# Task description:
Please transcribe the data below exactly. Leave the pictures out.

# Data for this exercise:

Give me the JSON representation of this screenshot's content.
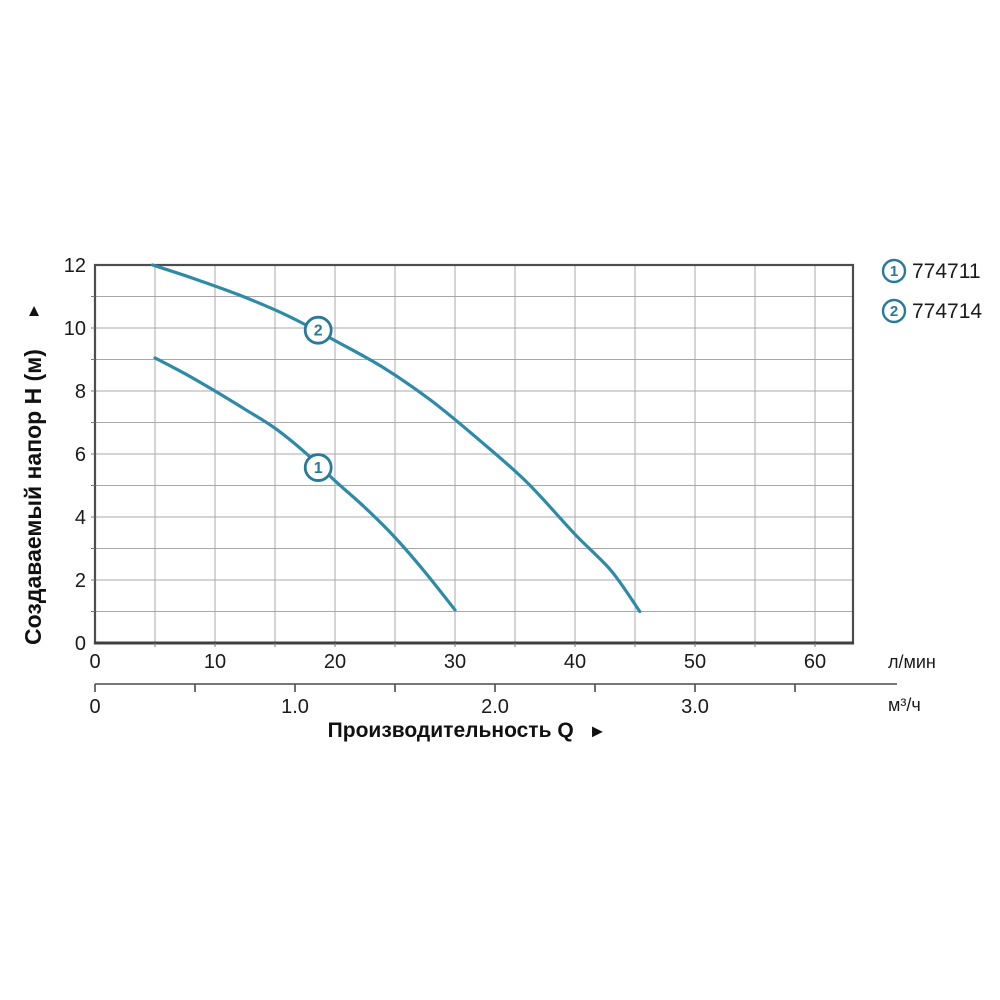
{
  "page": {
    "background": "#ffffff"
  },
  "chart_data": {
    "type": "line",
    "title": "",
    "ylabel": "Создаваемый напор H (м)",
    "ylabel_arrow": "▲",
    "xlabel": "Производительность Q",
    "xlabel_arrow": "►",
    "legend_position": "top-right",
    "grid": true,
    "y_axis": {
      "range": [
        0,
        12
      ],
      "grid_step": 1,
      "ticks": [
        {
          "v": 0,
          "label": "0"
        },
        {
          "v": 2,
          "label": "2"
        },
        {
          "v": 4,
          "label": "4"
        },
        {
          "v": 6,
          "label": "6"
        },
        {
          "v": 8,
          "label": "8"
        },
        {
          "v": 10,
          "label": "10"
        },
        {
          "v": 12,
          "label": "12"
        }
      ]
    },
    "x_axis_lmin": {
      "unit": "л/мин",
      "range": [
        0,
        63.2
      ],
      "grid_step": 5,
      "ticks": [
        {
          "v": 0,
          "label": "0"
        },
        {
          "v": 10,
          "label": "10"
        },
        {
          "v": 20,
          "label": "20"
        },
        {
          "v": 30,
          "label": "30"
        },
        {
          "v": 40,
          "label": "40"
        },
        {
          "v": 50,
          "label": "50"
        },
        {
          "v": 60,
          "label": "60"
        }
      ]
    },
    "x_axis_m3h": {
      "unit": "м³/ч",
      "range": [
        0,
        4.0
      ],
      "minor_tick_step": 0.5,
      "minor_tick_max": 3.5,
      "ticks": [
        {
          "v": 0,
          "label": "0"
        },
        {
          "v": 1,
          "label": "1.0"
        },
        {
          "v": 2,
          "label": "2.0"
        },
        {
          "v": 3,
          "label": "3.0"
        }
      ]
    },
    "series": [
      {
        "id": "1",
        "code": "774711",
        "marker_at": [
          18.6,
          5.57
        ],
        "points": [
          [
            5,
            9.05
          ],
          [
            7.5,
            8.55
          ],
          [
            10,
            8.0
          ],
          [
            12.5,
            7.42
          ],
          [
            15,
            6.82
          ],
          [
            17.5,
            6.05
          ],
          [
            20,
            5.15
          ],
          [
            22.5,
            4.3
          ],
          [
            25,
            3.35
          ],
          [
            27.5,
            2.25
          ],
          [
            30,
            1.05
          ]
        ]
      },
      {
        "id": "2",
        "code": "774714",
        "marker_at": [
          18.6,
          9.93
        ],
        "points": [
          [
            4.8,
            12
          ],
          [
            8,
            11.6
          ],
          [
            12,
            11.05
          ],
          [
            16,
            10.4
          ],
          [
            20,
            9.6
          ],
          [
            24,
            8.75
          ],
          [
            28,
            7.7
          ],
          [
            32,
            6.45
          ],
          [
            36,
            5.1
          ],
          [
            40,
            3.45
          ],
          [
            43,
            2.3
          ],
          [
            45.4,
            1.0
          ]
        ]
      }
    ],
    "colors": {
      "curve": "#2e8aa9",
      "marker": "#287a99",
      "grid": "#a8a8ac",
      "minor_tick": "#77777b",
      "border": "#4c4c51",
      "border_bottom": "#3f3f44",
      "text": "#1a1a1a",
      "background": "#ffffff"
    }
  }
}
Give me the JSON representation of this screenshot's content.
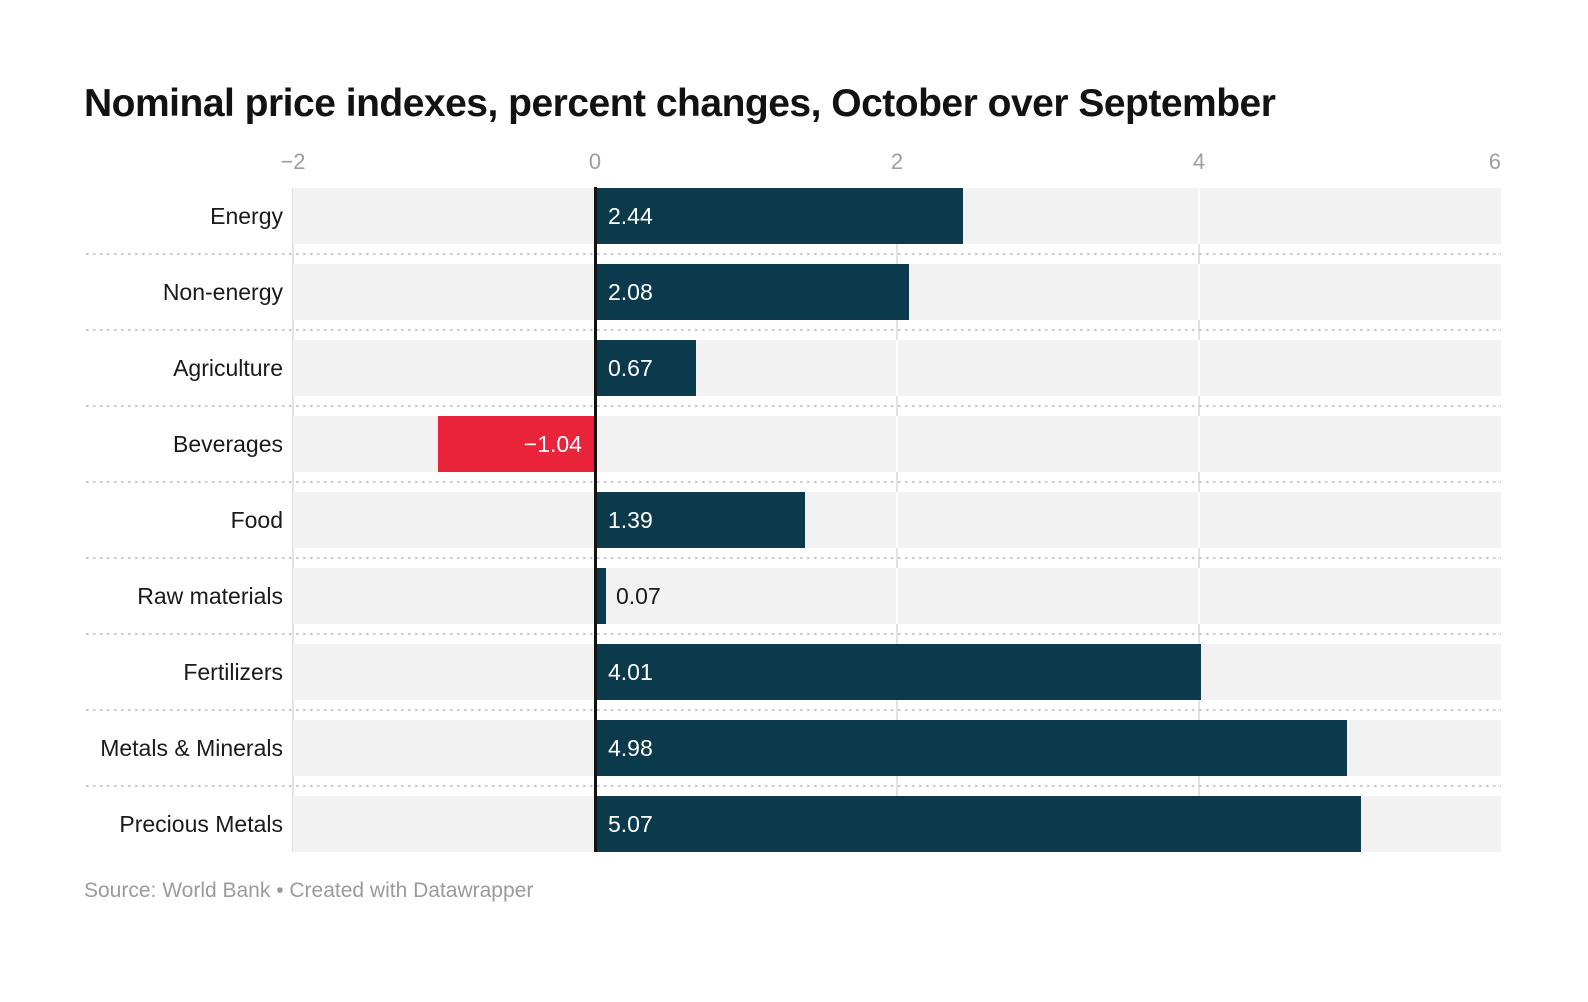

# Answer:
Give me the JSON representation of this screenshot's content.
{
  "page": {
    "background": "#ffffff"
  },
  "chart_data": {
    "type": "line",
    "title": "",
    "ylabel": "Создаваемый напор H (м)",
    "ylabel_arrow": "▲",
    "xlabel": "Производительность Q",
    "xlabel_arrow": "►",
    "legend_position": "top-right",
    "grid": true,
    "y_axis": {
      "range": [
        0,
        12
      ],
      "grid_step": 1,
      "ticks": [
        {
          "v": 0,
          "label": "0"
        },
        {
          "v": 2,
          "label": "2"
        },
        {
          "v": 4,
          "label": "4"
        },
        {
          "v": 6,
          "label": "6"
        },
        {
          "v": 8,
          "label": "8"
        },
        {
          "v": 10,
          "label": "10"
        },
        {
          "v": 12,
          "label": "12"
        }
      ]
    },
    "x_axis_lmin": {
      "unit": "л/мин",
      "range": [
        0,
        63.2
      ],
      "grid_step": 5,
      "ticks": [
        {
          "v": 0,
          "label": "0"
        },
        {
          "v": 10,
          "label": "10"
        },
        {
          "v": 20,
          "label": "20"
        },
        {
          "v": 30,
          "label": "30"
        },
        {
          "v": 40,
          "label": "40"
        },
        {
          "v": 50,
          "label": "50"
        },
        {
          "v": 60,
          "label": "60"
        }
      ]
    },
    "x_axis_m3h": {
      "unit": "м³/ч",
      "range": [
        0,
        4.0
      ],
      "minor_tick_step": 0.5,
      "minor_tick_max": 3.5,
      "ticks": [
        {
          "v": 0,
          "label": "0"
        },
        {
          "v": 1,
          "label": "1.0"
        },
        {
          "v": 2,
          "label": "2.0"
        },
        {
          "v": 3,
          "label": "3.0"
        }
      ]
    },
    "series": [
      {
        "id": "1",
        "code": "774711",
        "marker_at": [
          18.6,
          5.57
        ],
        "points": [
          [
            5,
            9.05
          ],
          [
            7.5,
            8.55
          ],
          [
            10,
            8.0
          ],
          [
            12.5,
            7.42
          ],
          [
            15,
            6.82
          ],
          [
            17.5,
            6.05
          ],
          [
            20,
            5.15
          ],
          [
            22.5,
            4.3
          ],
          [
            25,
            3.35
          ],
          [
            27.5,
            2.25
          ],
          [
            30,
            1.05
          ]
        ]
      },
      {
        "id": "2",
        "code": "774714",
        "marker_at": [
          18.6,
          9.93
        ],
        "points": [
          [
            4.8,
            12
          ],
          [
            8,
            11.6
          ],
          [
            12,
            11.05
          ],
          [
            16,
            10.4
          ],
          [
            20,
            9.6
          ],
          [
            24,
            8.75
          ],
          [
            28,
            7.7
          ],
          [
            32,
            6.45
          ],
          [
            36,
            5.1
          ],
          [
            40,
            3.45
          ],
          [
            43,
            2.3
          ],
          [
            45.4,
            1.0
          ]
        ]
      }
    ],
    "colors": {
      "curve": "#2e8aa9",
      "marker": "#287a99",
      "grid": "#a8a8ac",
      "minor_tick": "#77777b",
      "border": "#4c4c51",
      "border_bottom": "#3f3f44",
      "text": "#1a1a1a",
      "background": "#ffffff"
    }
  }
}
Give me the JSON representation of this screenshot's content.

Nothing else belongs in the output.